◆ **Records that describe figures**
════════════════════

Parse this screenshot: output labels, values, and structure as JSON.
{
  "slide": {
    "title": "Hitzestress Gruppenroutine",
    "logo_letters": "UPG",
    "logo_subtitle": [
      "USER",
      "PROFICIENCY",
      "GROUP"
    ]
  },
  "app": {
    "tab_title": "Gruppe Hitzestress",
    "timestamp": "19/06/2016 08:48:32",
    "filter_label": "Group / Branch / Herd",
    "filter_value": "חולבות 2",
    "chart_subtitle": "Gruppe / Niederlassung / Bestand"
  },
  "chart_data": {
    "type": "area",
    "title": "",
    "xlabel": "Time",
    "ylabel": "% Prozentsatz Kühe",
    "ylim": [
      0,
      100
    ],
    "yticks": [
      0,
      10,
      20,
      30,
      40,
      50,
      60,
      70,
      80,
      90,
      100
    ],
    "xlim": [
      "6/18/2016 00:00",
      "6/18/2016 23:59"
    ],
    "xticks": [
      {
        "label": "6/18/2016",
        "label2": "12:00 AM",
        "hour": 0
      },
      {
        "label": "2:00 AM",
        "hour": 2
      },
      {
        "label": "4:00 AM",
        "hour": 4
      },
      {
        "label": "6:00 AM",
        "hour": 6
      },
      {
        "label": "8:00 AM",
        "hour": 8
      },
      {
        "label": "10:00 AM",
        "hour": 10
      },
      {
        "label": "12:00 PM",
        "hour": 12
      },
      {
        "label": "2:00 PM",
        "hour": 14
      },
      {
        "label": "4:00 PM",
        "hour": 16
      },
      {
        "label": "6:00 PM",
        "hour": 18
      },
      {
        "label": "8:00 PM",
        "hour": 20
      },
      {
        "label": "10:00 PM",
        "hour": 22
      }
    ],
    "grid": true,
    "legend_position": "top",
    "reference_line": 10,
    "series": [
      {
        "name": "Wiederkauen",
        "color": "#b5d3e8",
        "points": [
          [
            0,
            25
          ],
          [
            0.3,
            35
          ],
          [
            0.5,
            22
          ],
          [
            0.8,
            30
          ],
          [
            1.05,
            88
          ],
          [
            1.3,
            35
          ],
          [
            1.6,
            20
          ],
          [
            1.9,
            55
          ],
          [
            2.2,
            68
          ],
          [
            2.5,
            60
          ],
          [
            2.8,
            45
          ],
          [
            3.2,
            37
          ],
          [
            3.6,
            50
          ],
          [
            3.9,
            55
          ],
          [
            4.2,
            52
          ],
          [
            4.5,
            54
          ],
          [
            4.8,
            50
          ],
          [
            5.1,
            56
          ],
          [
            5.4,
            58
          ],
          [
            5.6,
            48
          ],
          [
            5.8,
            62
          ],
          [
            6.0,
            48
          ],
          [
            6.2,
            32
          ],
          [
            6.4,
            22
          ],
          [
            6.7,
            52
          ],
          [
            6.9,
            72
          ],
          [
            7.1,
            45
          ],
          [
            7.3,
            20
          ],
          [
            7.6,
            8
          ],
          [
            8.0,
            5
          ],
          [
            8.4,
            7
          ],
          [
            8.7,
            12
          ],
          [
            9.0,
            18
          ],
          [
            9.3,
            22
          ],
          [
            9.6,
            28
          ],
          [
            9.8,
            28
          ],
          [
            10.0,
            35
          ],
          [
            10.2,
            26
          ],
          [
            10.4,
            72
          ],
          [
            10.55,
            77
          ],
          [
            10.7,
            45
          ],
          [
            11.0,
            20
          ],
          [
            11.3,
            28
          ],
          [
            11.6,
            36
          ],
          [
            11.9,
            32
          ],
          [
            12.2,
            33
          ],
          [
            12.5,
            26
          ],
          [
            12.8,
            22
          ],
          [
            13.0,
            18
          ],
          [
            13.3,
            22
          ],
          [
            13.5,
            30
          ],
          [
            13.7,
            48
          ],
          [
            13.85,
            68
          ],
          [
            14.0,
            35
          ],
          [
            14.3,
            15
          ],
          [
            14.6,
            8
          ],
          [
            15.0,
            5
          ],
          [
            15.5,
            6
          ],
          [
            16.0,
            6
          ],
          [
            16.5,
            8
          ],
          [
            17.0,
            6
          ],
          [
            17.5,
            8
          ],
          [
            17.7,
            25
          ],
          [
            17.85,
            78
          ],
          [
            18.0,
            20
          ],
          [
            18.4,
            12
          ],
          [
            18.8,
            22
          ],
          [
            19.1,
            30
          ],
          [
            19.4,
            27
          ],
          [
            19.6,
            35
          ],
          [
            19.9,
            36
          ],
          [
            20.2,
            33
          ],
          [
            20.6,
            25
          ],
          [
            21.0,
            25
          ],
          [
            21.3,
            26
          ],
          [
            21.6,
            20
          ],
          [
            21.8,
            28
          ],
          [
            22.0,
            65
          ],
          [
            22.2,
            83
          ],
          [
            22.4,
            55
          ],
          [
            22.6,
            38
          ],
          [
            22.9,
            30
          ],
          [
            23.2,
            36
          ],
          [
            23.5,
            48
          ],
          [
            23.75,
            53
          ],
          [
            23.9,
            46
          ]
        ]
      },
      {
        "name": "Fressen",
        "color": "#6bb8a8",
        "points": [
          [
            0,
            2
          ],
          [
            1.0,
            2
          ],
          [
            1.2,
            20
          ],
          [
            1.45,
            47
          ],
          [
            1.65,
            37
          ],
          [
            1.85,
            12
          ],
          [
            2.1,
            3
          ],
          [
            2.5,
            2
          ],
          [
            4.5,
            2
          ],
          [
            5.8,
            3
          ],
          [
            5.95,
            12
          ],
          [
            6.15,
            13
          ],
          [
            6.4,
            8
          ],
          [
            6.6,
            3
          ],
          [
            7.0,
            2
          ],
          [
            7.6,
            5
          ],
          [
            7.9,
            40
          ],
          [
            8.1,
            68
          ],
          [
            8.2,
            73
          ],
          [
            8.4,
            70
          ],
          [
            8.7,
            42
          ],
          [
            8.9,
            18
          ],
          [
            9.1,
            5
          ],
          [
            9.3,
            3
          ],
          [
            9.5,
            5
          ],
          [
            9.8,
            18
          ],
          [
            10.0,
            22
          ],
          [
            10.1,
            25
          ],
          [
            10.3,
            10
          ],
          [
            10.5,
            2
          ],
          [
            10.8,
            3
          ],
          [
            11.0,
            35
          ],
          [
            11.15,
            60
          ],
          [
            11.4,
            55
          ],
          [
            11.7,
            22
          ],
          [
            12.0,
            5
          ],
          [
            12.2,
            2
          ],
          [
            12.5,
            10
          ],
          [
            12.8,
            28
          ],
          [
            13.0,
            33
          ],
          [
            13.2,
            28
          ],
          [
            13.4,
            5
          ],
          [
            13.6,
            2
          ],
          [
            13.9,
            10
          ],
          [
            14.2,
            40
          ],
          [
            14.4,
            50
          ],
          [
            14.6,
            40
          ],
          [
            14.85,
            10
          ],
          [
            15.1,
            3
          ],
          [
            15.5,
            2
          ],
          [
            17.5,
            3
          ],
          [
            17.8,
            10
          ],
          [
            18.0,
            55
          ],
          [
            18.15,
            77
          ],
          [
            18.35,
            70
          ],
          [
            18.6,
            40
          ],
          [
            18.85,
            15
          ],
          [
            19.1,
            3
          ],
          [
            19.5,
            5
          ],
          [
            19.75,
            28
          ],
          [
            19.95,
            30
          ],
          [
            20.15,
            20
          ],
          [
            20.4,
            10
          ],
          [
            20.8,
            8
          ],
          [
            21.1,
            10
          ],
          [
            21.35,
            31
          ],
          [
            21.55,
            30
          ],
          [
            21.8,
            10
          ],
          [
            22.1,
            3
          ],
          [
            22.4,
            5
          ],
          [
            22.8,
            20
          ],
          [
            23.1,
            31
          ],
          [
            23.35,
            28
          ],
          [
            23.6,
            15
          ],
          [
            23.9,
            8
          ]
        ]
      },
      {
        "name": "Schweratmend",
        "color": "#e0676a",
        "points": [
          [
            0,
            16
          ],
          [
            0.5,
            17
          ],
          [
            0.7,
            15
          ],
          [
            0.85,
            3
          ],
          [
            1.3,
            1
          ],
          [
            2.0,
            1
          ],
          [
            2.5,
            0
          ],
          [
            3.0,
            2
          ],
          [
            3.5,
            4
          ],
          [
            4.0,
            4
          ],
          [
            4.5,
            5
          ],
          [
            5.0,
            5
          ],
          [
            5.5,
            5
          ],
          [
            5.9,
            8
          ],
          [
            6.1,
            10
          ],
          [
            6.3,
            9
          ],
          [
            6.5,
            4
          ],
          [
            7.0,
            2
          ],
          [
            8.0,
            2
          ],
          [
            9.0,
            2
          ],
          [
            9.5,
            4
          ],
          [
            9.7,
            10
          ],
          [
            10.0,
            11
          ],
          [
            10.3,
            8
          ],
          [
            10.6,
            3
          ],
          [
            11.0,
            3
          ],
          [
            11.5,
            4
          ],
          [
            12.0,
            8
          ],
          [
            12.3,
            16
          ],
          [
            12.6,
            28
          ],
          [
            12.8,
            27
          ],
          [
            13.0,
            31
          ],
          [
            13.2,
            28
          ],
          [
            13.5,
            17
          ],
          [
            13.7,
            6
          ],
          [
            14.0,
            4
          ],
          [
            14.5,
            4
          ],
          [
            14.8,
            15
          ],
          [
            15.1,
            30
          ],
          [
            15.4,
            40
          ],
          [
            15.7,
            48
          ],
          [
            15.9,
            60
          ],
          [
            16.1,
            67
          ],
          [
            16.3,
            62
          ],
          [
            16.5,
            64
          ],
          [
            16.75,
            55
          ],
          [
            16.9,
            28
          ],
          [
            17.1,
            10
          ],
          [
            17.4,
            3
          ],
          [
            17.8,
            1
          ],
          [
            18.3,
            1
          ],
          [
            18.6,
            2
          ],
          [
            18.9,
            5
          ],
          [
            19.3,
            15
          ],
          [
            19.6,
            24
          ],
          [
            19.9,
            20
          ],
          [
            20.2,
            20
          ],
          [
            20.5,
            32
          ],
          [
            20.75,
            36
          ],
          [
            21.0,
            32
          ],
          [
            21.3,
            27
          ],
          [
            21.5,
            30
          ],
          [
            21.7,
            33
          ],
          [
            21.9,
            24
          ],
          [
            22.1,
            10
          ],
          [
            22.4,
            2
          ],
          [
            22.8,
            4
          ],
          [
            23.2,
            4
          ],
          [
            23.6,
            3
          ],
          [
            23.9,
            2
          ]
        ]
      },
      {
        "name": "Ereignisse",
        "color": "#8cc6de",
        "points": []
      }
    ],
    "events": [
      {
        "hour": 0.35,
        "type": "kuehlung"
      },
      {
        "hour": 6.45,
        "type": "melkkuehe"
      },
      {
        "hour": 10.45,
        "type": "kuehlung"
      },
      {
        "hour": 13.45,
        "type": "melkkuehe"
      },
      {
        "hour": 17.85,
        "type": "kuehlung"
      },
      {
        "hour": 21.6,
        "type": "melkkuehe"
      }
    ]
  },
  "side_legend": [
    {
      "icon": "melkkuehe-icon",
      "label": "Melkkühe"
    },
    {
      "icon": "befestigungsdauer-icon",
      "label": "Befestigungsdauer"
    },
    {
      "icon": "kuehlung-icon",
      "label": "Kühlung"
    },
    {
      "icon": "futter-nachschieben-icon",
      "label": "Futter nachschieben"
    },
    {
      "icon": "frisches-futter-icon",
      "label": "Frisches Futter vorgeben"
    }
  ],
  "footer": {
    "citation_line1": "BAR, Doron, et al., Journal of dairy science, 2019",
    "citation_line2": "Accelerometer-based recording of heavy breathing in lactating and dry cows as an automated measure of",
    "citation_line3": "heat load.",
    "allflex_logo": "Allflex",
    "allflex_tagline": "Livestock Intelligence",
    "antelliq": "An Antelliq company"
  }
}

════════════════════

◆ **What to work on**
The answer is a single number: how many lines include the word "icon"?

◆ **Final result**
5